> Set exercise:
In the entries, find all lines that hold the word "保留整数是" and copy them.

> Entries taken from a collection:
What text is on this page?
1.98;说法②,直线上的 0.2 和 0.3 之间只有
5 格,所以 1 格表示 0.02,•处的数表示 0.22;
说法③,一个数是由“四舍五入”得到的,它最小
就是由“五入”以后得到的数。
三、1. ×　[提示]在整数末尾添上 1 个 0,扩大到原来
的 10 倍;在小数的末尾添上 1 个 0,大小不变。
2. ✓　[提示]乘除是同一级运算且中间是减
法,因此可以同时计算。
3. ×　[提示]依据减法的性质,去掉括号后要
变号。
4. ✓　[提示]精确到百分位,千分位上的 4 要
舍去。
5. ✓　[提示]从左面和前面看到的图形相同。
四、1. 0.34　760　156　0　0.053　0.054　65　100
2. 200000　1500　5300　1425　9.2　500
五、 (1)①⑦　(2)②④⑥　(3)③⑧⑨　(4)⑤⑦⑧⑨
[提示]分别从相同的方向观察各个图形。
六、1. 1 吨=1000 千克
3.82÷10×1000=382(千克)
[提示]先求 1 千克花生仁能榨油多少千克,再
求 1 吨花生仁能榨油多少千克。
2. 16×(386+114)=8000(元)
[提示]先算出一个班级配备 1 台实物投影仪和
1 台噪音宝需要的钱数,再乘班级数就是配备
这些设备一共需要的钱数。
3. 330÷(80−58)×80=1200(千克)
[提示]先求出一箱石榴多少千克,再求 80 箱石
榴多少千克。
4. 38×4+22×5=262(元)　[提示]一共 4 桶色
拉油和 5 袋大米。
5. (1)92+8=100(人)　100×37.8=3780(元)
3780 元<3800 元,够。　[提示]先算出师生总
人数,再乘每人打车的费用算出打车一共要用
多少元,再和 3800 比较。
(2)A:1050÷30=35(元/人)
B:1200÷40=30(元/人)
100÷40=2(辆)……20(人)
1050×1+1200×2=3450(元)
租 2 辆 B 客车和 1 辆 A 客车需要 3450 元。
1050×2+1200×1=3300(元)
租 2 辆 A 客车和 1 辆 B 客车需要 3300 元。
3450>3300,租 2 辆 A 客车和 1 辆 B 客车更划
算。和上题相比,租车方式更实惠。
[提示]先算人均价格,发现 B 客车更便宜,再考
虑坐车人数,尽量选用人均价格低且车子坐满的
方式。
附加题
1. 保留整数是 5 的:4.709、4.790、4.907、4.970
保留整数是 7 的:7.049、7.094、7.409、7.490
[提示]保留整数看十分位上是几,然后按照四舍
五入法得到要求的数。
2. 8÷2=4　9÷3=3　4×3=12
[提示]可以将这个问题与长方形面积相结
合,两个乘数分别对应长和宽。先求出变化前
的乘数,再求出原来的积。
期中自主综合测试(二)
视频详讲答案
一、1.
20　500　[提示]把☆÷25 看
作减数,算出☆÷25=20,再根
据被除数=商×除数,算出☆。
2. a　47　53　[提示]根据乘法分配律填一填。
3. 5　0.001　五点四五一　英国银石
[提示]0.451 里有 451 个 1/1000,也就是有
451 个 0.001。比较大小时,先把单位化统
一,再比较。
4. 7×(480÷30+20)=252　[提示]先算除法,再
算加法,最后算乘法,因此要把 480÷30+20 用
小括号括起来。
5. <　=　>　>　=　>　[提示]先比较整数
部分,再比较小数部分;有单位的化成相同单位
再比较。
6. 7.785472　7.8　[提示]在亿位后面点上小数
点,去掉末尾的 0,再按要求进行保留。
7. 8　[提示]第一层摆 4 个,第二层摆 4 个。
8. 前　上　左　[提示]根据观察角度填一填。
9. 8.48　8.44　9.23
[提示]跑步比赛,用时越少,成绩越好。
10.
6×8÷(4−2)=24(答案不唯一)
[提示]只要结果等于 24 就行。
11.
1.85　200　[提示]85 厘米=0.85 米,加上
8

> Reply:
1. 保留整数是 5 的:4.709、4.790、4.907、4.970
保留整数是 7 的:7.049、7.094、7.409、7.490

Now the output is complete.